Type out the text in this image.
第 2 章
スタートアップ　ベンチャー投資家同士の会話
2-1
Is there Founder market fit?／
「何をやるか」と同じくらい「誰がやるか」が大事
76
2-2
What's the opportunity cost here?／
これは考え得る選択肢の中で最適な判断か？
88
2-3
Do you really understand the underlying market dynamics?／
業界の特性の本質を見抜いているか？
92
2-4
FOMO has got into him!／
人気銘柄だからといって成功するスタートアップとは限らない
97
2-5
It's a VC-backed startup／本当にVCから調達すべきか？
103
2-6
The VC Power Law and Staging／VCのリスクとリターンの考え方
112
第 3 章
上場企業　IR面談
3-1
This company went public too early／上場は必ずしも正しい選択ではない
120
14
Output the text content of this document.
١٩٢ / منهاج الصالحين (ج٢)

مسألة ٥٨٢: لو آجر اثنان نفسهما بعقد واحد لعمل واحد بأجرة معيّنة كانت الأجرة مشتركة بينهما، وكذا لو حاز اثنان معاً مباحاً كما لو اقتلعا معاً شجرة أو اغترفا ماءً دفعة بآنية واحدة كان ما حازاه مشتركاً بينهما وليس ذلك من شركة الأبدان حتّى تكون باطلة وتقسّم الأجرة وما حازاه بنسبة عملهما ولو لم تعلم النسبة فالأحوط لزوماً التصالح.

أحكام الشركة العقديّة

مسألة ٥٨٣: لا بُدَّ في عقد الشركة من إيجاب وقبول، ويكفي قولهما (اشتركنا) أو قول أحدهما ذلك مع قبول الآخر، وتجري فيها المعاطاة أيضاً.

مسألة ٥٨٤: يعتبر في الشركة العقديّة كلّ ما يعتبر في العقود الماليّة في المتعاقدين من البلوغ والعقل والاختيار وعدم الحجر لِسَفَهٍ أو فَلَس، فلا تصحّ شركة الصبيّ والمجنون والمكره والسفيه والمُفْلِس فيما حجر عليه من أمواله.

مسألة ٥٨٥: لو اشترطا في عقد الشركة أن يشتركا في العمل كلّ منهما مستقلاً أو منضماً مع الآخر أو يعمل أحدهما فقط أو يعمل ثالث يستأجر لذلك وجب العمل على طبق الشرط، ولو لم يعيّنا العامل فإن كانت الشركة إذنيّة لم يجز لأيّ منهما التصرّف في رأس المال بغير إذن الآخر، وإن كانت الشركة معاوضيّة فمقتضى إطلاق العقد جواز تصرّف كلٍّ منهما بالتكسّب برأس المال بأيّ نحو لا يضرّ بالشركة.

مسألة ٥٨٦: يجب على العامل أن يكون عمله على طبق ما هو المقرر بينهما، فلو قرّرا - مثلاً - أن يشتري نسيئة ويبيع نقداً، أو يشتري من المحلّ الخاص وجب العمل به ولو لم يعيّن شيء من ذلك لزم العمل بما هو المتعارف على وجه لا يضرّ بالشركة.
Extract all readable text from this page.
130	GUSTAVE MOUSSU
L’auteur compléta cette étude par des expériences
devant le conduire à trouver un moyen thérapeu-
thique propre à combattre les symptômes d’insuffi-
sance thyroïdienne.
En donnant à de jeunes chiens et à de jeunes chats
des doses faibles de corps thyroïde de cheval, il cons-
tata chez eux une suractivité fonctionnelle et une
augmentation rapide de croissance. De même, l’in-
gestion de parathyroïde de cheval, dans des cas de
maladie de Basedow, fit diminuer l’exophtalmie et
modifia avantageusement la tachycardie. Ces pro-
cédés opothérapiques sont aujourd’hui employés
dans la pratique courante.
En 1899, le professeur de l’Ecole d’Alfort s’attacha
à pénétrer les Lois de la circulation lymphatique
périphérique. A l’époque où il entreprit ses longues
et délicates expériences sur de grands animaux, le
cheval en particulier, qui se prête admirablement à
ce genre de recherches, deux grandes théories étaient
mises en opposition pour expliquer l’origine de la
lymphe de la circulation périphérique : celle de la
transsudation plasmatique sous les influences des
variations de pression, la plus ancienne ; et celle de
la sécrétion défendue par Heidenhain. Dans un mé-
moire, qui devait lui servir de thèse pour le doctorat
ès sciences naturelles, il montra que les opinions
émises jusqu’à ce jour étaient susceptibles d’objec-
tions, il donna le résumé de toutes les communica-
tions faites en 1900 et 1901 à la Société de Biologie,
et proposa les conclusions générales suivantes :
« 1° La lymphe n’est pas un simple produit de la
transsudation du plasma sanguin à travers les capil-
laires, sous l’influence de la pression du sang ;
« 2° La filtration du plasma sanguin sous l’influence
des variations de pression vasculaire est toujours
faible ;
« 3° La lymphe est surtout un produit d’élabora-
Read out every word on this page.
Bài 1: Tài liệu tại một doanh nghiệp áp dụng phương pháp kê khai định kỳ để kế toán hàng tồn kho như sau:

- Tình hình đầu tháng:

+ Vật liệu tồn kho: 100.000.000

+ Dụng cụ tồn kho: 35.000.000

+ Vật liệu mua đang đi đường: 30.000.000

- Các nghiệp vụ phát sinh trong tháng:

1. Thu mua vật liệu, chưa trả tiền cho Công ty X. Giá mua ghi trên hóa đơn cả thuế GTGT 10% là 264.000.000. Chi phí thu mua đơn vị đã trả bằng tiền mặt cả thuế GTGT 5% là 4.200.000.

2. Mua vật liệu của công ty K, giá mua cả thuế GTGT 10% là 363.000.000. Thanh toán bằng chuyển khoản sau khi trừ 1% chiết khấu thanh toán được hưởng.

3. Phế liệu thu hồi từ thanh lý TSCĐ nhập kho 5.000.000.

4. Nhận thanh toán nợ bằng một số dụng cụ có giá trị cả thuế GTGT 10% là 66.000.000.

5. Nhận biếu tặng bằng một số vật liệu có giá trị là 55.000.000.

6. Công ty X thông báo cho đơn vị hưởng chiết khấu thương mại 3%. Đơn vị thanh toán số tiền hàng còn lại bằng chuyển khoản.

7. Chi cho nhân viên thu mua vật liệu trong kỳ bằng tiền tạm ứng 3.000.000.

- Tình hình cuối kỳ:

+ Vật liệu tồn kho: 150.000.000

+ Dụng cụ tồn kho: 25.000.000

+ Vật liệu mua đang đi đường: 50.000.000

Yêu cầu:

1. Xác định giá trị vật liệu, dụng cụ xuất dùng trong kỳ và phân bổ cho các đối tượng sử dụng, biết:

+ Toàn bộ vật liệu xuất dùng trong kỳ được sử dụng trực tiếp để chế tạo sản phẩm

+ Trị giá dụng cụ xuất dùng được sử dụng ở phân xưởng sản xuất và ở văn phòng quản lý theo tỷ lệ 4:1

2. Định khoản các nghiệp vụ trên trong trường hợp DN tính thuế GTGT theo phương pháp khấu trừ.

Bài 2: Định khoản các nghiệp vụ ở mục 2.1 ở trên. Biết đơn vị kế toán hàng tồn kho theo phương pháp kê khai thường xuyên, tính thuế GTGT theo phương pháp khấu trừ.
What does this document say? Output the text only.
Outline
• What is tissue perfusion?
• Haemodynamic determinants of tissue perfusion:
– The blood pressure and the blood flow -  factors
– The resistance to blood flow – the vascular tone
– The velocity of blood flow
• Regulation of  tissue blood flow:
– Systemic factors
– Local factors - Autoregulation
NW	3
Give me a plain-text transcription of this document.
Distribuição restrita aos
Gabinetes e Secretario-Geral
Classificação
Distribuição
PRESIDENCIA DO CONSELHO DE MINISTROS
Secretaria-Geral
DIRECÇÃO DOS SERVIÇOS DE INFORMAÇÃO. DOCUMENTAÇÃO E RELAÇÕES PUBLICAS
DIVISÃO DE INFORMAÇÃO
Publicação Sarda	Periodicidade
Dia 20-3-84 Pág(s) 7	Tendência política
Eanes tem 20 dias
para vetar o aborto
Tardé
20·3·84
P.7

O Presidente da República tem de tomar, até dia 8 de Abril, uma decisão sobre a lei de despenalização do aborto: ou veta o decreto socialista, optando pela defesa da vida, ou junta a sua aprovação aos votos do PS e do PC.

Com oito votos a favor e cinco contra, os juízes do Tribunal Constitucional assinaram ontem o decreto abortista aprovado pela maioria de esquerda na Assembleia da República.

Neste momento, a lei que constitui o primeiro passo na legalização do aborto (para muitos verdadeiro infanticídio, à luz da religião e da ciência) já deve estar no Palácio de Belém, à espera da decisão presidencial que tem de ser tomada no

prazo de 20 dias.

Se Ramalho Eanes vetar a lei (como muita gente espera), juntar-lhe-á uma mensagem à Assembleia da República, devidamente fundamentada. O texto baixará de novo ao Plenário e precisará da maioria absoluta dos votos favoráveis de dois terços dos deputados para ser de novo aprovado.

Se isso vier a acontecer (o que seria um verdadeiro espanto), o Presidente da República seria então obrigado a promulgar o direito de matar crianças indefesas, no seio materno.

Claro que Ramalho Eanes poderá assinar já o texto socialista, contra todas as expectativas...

■ ■ ■

EXERCISE PROMPT. Collect the lines of the data that carry the word "pela".

THE RESULT.
O Presidente da República tem de tomar, até dia 8 de Abril, uma decisão sobre a lei de despenalização do aborto: ou veta o decreto socialista, optando pela defesa da vida, ou junta a sua aprovação aos votos do PS e do PC.
Com oito votos a favor e cinco contra, os juízes do Tribunal Constitucional assinaram ontem o decreto abortista aprovado pela maioria de esquerda na Assembleia da República.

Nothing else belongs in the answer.